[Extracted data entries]
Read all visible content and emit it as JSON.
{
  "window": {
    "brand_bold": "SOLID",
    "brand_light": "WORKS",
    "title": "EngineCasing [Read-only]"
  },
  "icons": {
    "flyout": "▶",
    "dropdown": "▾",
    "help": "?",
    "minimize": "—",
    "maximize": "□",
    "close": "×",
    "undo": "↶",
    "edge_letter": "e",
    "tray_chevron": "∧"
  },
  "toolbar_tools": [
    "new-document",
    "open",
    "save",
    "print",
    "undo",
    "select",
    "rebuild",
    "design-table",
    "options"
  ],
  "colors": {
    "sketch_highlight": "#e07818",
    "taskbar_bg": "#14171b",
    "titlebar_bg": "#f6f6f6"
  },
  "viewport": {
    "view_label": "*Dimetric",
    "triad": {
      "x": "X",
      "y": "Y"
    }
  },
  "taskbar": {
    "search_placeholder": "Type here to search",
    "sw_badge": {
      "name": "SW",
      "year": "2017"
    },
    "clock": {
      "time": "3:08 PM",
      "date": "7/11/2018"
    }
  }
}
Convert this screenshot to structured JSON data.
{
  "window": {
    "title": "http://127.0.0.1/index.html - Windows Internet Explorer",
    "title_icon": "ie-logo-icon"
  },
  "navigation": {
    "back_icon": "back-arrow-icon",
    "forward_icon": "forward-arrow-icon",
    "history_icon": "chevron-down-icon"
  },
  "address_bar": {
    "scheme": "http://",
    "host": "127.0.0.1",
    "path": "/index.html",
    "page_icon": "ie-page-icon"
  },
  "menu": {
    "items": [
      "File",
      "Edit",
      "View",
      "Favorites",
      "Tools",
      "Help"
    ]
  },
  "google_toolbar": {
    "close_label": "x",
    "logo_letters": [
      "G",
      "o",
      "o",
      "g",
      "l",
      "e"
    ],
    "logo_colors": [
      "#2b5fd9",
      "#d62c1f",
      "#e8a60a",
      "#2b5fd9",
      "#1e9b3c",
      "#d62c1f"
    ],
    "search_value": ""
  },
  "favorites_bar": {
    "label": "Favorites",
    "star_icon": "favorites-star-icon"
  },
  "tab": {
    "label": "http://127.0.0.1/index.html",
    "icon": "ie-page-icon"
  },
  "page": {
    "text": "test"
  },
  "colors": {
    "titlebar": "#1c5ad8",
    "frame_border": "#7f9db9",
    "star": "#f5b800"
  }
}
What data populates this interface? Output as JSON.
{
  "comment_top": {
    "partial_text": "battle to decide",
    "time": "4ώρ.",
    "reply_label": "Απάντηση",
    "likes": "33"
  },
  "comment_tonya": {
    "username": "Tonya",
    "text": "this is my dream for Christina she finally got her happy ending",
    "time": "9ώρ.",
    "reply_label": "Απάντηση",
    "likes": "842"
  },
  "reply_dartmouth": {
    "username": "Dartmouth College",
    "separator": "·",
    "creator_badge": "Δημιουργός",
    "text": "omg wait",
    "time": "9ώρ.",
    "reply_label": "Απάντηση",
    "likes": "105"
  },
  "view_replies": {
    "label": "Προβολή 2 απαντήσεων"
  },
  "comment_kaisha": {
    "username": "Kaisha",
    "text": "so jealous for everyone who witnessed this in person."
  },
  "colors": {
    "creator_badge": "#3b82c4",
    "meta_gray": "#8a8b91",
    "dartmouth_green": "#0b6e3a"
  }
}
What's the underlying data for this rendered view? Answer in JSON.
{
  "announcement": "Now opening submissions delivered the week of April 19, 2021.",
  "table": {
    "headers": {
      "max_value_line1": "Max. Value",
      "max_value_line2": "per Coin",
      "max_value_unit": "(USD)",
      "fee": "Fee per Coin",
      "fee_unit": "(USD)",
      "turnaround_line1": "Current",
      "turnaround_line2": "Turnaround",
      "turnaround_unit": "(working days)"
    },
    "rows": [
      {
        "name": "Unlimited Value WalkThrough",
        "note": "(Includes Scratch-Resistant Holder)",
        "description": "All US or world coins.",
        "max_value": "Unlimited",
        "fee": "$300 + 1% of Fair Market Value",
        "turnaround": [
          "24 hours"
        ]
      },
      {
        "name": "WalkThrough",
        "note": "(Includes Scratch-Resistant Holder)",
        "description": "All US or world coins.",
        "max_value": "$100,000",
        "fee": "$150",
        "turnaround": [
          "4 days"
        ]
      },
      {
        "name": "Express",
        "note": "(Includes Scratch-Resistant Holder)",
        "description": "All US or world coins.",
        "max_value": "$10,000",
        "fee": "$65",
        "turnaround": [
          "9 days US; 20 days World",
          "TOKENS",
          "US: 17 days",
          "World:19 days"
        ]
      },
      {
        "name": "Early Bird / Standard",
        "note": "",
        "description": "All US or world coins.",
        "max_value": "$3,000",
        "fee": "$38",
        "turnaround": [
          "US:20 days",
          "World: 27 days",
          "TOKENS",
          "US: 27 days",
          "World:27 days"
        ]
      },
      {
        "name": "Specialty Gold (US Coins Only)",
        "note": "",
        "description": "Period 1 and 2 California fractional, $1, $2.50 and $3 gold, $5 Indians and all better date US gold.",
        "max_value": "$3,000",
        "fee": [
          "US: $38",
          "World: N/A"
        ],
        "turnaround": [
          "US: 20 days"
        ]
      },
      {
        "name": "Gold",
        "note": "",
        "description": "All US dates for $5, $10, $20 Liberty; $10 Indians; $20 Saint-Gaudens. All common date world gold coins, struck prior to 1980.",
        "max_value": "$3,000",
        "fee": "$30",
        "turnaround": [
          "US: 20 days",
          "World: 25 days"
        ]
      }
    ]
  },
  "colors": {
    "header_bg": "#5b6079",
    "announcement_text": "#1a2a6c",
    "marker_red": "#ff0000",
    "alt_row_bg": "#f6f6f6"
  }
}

→ **WORK TO DO**
Take the entries above and copy them out exactly.

→ **CORRECT RESPONSE**
Read all visible content and emit it as JSON.
{
  "window": {
    "brand_bold": "SOLID",
    "brand_light": "WORKS",
    "title": "EngineCasing [Read-only]"
  },
  "icons": {
    "flyout": "▶",
    "dropdown": "▾",
    "help": "?",
    "minimize": "—",
    "maximize": "□",
    "close": "×",
    "undo": "↶",
    "edge_letter": "e",
    "tray_chevron": "∧"
  },
  "toolbar_tools": [
    "new-document",
    "open",
    "save",
    "print",
    "undo",
    "select",
    "rebuild",
    "design-table",
    "options"
  ],
  "colors": {
    "sketch_highlight": "#e07818",
    "taskbar_bg": "#14171b",
    "titlebar_bg": "#f6f6f6"
  },
  "viewport": {
    "view_label": "*Dimetric",
    "triad": {
      "x": "X",
      "y": "Y"
    }
  },
  "taskbar": {
    "search_placeholder": "Type here to search",
    "sw_badge": {
      "name": "SW",
      "year": "2017"
    },
    "clock": {
      "time": "3:08 PM",
      "date": "7/11/2018"
    }
  }
}
Convert this screenshot to structured JSON data.
{
  "window": {
    "title": "http://127.0.0.1/index.html - Windows Internet Explorer",
    "title_icon": "ie-logo-icon"
  },
  "navigation": {
    "back_icon": "back-arrow-icon",
    "forward_icon": "forward-arrow-icon",
    "history_icon": "chevron-down-icon"
  },
  "address_bar": {
    "scheme": "http://",
    "host": "127.0.0.1",
    "path": "/index.html",
    "page_icon": "ie-page-icon"
  },
  "menu": {
    "items": [
      "File",
      "Edit",
      "View",
      "Favorites",
      "Tools",
      "Help"
    ]
  },
  "google_toolbar": {
    "close_label": "x",
    "logo_letters": [
      "G",
      "o",
      "o",
      "g",
      "l",
      "e"
    ],
    "logo_colors": [
      "#2b5fd9",
      "#d62c1f",
      "#e8a60a",
      "#2b5fd9",
      "#1e9b3c",
      "#d62c1f"
    ],
    "search_value": ""
  },
  "favorites_bar": {
    "label": "Favorites",
    "star_icon": "favorites-star-icon"
  },
  "tab": {
    "label": "http://127.0.0.1/index.html",
    "icon": "ie-page-icon"
  },
  "page": {
    "text": "test"
  },
  "colors": {
    "titlebar": "#1c5ad8",
    "frame_border": "#7f9db9",
    "star": "#f5b800"
  }
}
What data populates this interface? Output as JSON.
{
  "comment_top": {
    "partial_text": "battle to decide",
    "time": "4ώρ.",
    "reply_label": "Απάντηση",
    "likes": "33"
  },
  "comment_tonya": {
    "username": "Tonya",
    "text": "this is my dream for Christina she finally got her happy ending",
    "time": "9ώρ.",
    "reply_label": "Απάντηση",
    "likes": "842"
  },
  "reply_dartmouth": {
    "username": "Dartmouth College",
    "separator": "·",
    "creator_badge": "Δημιουργός",
    "text": "omg wait",
    "time": "9ώρ.",
    "reply_label": "Απάντηση",
    "likes": "105"
  },
  "view_replies": {
    "label": "Προβολή 2 απαντήσεων"
  },
  "comment_kaisha": {
    "username": "Kaisha",
    "text": "so jealous for everyone who witnessed this in person."
  },
  "colors": {
    "creator_badge": "#3b82c4",
    "meta_gray": "#8a8b91",
    "dartmouth_green": "#0b6e3a"
  }
}
What's the underlying data for this rendered view? Answer in JSON.
{
  "announcement": "Now opening submissions delivered the week of April 19, 2021.",
  "table": {
    "headers": {
      "max_value_line1": "Max. Value",
      "max_value_line2": "per Coin",
      "max_value_unit": "(USD)",
      "fee": "Fee per Coin",
      "fee_unit": "(USD)",
      "turnaround_line1": "Current",
      "turnaround_line2": "Turnaround",
      "turnaround_unit": "(working days)"
    },
    "rows": [
      {
        "name": "Unlimited Value WalkThrough",
        "note": "(Includes Scratch-Resistant Holder)",
        "description": "All US or world coins.",
        "max_value": "Unlimited",
        "fee": "$300 + 1% of Fair Market Value",
        "turnaround": [
          "24 hours"
        ]
      },
      {
        "name": "WalkThrough",
        "note": "(Includes Scratch-Resistant Holder)",
        "description": "All US or world coins.",
        "max_value": "$100,000",
        "fee": "$150",
        "turnaround": [
          "4 days"
        ]
      },
      {
        "name": "Express",
        "note": "(Includes Scratch-Resistant Holder)",
        "description": "All US or world coins.",
        "max_value": "$10,000",
        "fee": "$65",
        "turnaround": [
          "9 days US; 20 days World",
          "TOKENS",
          "US: 17 days",
          "World:19 days"
        ]
      },
      {
        "name": "Early Bird / Standard",
        "note": "",
        "description": "All US or world coins.",
        "max_value": "$3,000",
        "fee": "$38",
        "turnaround": [
          "US:20 days",
          "World: 27 days",
          "TOKENS",
          "US: 27 days",
          "World:27 days"
        ]
      },
      {
        "name": "Specialty Gold (US Coins Only)",
        "note": "",
        "description": "Period 1 and 2 California fractional, $1, $2.50 and $3 gold, $5 Indians and all better date US gold.",
        "max_value": "$3,000",
        "fee": [
          "US: $38",
          "World: N/A"
        ],
        "turnaround": [
          "US: 20 days"
        ]
      },
      {
        "name": "Gold",
        "note": "",
        "description": "All US dates for $5, $10, $20 Liberty; $10 Indians; $20 Saint-Gaudens. All common date world gold coins, struck prior to 1980.",
        "max_value": "$3,000",
        "fee": "$30",
        "turnaround": [
          "US: 20 days",
          "World: 25 days"
        ]
      }
    ]
  },
  "colors": {
    "header_bg": "#5b6079",
    "announcement_text": "#1a2a6c",
    "marker_red": "#ff0000",
    "alt_row_bg": "#f6f6f6"
  }
}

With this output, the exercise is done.